Reproduce each line of the material exactly, minus any picture.

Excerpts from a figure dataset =
-------
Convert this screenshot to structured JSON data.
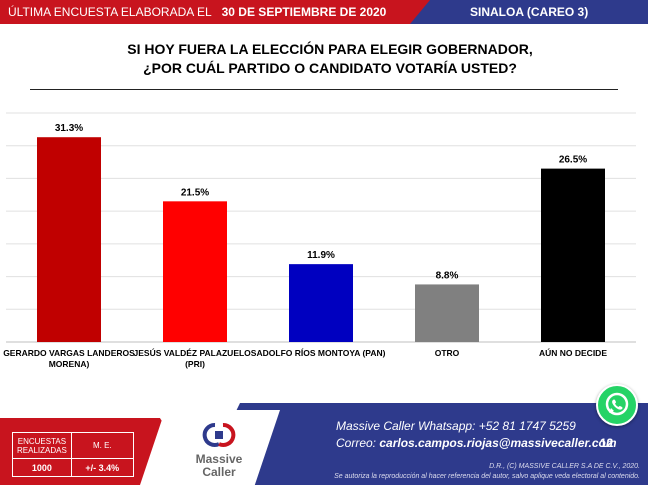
{
  "header": {
    "survey_label": "ÚLTIMA ENCUESTA ELABORADA EL",
    "survey_date": "30 DE SEPTIEMBRE DE 2020",
    "region": "SINALOA (CAREO 3)"
  },
  "title": {
    "line1": "SI HOY FUERA LA ELECCIÓN PARA ELEGIR GOBERNADOR,",
    "line2": "¿POR CUÁL PARTIDO O CANDIDATO VOTARÍA USTED?"
  },
  "chart_data": {
    "type": "bar",
    "title": "SI HOY FUERA LA ELECCIÓN PARA ELEGIR GOBERNADOR, ¿POR CUÁL PARTIDO O CANDIDATO VOTARÍA USTED?",
    "categories": [
      [
        "GERARDO VARGAS LANDEROS",
        "MORENA)"
      ],
      [
        "JESÚS VALDÉZ PALAZUELOS",
        "(PRI)"
      ],
      [
        "ADOLFO RÍOS MONTOYA (PAN)"
      ],
      [
        "OTRO"
      ],
      [
        "AÚN NO DECIDE"
      ]
    ],
    "values": [
      31.3,
      21.5,
      11.9,
      8.8,
      26.5
    ],
    "labels": [
      "31.3%",
      "21.5%",
      "11.9%",
      "8.8%",
      "26.5%"
    ],
    "colors": [
      "#c00000",
      "#ff0000",
      "#0000c0",
      "#808080",
      "#000000"
    ],
    "ylim": [
      0,
      35
    ],
    "grid": true,
    "xlabel": "",
    "ylabel": ""
  },
  "stats": {
    "col1_header": "ENCUESTAS REALIZADAS",
    "col2_header": "M. E.",
    "col1_value": "1000",
    "col2_value": "+/- 3.4%"
  },
  "logo": {
    "line1": "Massive",
    "line2": "Caller"
  },
  "contact": {
    "whatsapp_label": "Massive Caller Whatsapp:",
    "whatsapp_number": "+52 81 1747 5259",
    "email_label": "Correo:",
    "email": "carlos.campos.riojas@massivecaller.com"
  },
  "page_number": "12",
  "legal": {
    "line1": "D.R., (C) MASSIVE CALLER S.A DE C.V., 2020.",
    "line2": "Se autoriza la reproducción al hacer referencia del autor, salvo aplique veda electoral al contenido."
  },
  "colors": {
    "red": "#c8141e",
    "navy": "#2e3a8c",
    "whatsapp": "#25d366"
  }
}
-------
The answer =
Convert this screenshot to structured JSON data.
{
  "header": {
    "survey_label": "ÚLTIMA ENCUESTA ELABORADA EL",
    "survey_date": "30 DE SEPTIEMBRE DE 2020",
    "region": "SINALOA (CAREO 3)"
  },
  "title": {
    "line1": "SI HOY FUERA LA ELECCIÓN PARA ELEGIR GOBERNADOR,",
    "line2": "¿POR CUÁL PARTIDO O CANDIDATO VOTARÍA USTED?"
  },
  "chart_data": {
    "type": "bar",
    "title": "SI HOY FUERA LA ELECCIÓN PARA ELEGIR GOBERNADOR, ¿POR CUÁL PARTIDO O CANDIDATO VOTARÍA USTED?",
    "categories": [
      [
        "GERARDO VARGAS LANDEROS",
        "MORENA)"
      ],
      [
        "JESÚS VALDÉZ PALAZUELOS",
        "(PRI)"
      ],
      [
        "ADOLFO RÍOS MONTOYA (PAN)"
      ],
      [
        "OTRO"
      ],
      [
        "AÚN NO DECIDE"
      ]
    ],
    "values": [
      31.3,
      21.5,
      11.9,
      8.8,
      26.5
    ],
    "labels": [
      "31.3%",
      "21.5%",
      "11.9%",
      "8.8%",
      "26.5%"
    ],
    "colors": [
      "#c00000",
      "#ff0000",
      "#0000c0",
      "#808080",
      "#000000"
    ],
    "ylim": [
      0,
      35
    ],
    "grid": true,
    "xlabel": "",
    "ylabel": ""
  },
  "stats": {
    "col1_header": "ENCUESTAS REALIZADAS",
    "col2_header": "M. E.",
    "col1_value": "1000",
    "col2_value": "+/- 3.4%"
  },
  "logo": {
    "line1": "Massive",
    "line2": "Caller"
  },
  "contact": {
    "whatsapp_label": "Massive Caller Whatsapp:",
    "whatsapp_number": "+52 81 1747 5259",
    "email_label": "Correo:",
    "email": "carlos.campos.riojas@massivecaller.com"
  },
  "page_number": "12",
  "legal": {
    "line1": "D.R., (C) MASSIVE CALLER S.A DE C.V., 2020.",
    "line2": "Se autoriza la reproducción al hacer referencia del autor, salvo aplique veda electoral al contenido."
  },
  "colors": {
    "red": "#c8141e",
    "navy": "#2e3a8c",
    "whatsapp": "#25d366"
  }
}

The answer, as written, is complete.